▸ **TASK DIRECTIONS**
Repeat the records in full and exactly, omitting pictures.

▸ **MATERIAL FOR THIS TASK**

— Begin —

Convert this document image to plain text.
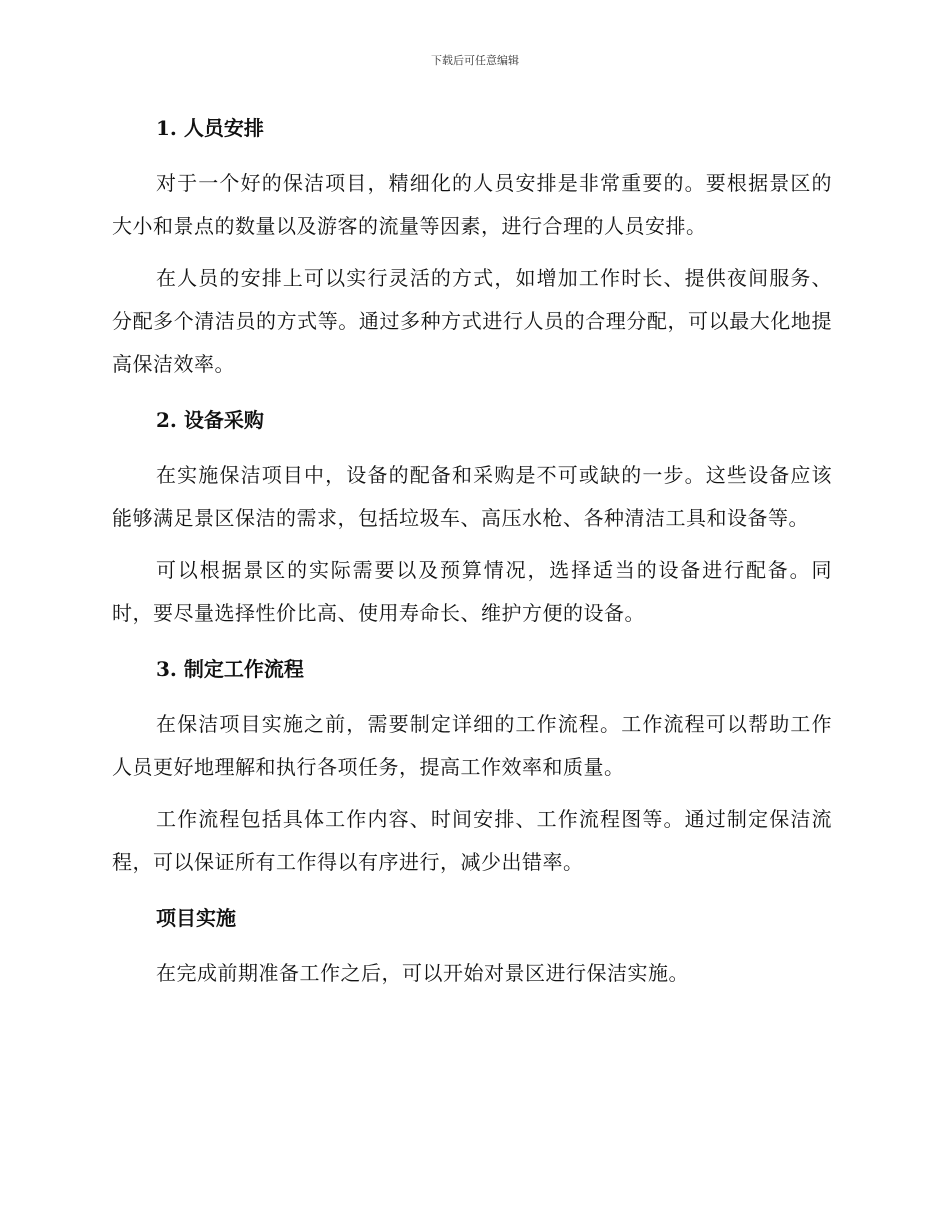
下载后可任意编辑
1. 人员安排

对于一个好的保洁项目，精细化的人员安排是非常重要的。要根据景区的大小和景点的数量以及游客的流量等因素，进行合理的人员安排。

在人员的安排上可以实行灵活的方式，如增加工作时长、提供夜间服务、分配多个清洁员的方式等。通过多种方式进行人员的合理分配，可以最大化地提高保洁效率。

2. 设备采购

在实施保洁项目中，设备的配备和采购是不可或缺的一步。这些设备应该能够满足景区保洁的需求，包括垃圾车、高压水枪、各种清洁工具和设备等。

可以根据景区的实际需要以及预算情况，选择适当的设备进行配备。同时，要尽量选择性价比高、使用寿命长、维护方便的设备。

3. 制定工作流程

在保洁项目实施之前，需要制定详细的工作流程。工作流程可以帮助工作人员更好地理解和执行各项任务，提高工作效率和质量。

工作流程包括具体工作内容、时间安排、工作流程图等。通过制定保洁流程，可以保证所有工作得以有序进行，减少出错率。

项目实施

在完成前期准备工作之后，可以开始对景区进行保洁实施。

— End —

▸ **REPLY TO THE EXERCISE**
Convert this document image to plain text.
下载后可任意编辑
1. 人员安排

对于一个好的保洁项目，精细化的人员安排是非常重要的。要根据景区的大小和景点的数量以及游客的流量等因素，进行合理的人员安排。

在人员的安排上可以实行灵活的方式，如增加工作时长、提供夜间服务、分配多个清洁员的方式等。通过多种方式进行人员的合理分配，可以最大化地提高保洁效率。

2. 设备采购

在实施保洁项目中，设备的配备和采购是不可或缺的一步。这些设备应该能够满足景区保洁的需求，包括垃圾车、高压水枪、各种清洁工具和设备等。

可以根据景区的实际需要以及预算情况，选择适当的设备进行配备。同时，要尽量选择性价比高、使用寿命长、维护方便的设备。

3. 制定工作流程

在保洁项目实施之前，需要制定详细的工作流程。工作流程可以帮助工作人员更好地理解和执行各项任务，提高工作效率和质量。

工作流程包括具体工作内容、时间安排、工作流程图等。通过制定保洁流程，可以保证所有工作得以有序进行，减少出错率。

项目实施

在完成前期准备工作之后，可以开始对景区进行保洁实施。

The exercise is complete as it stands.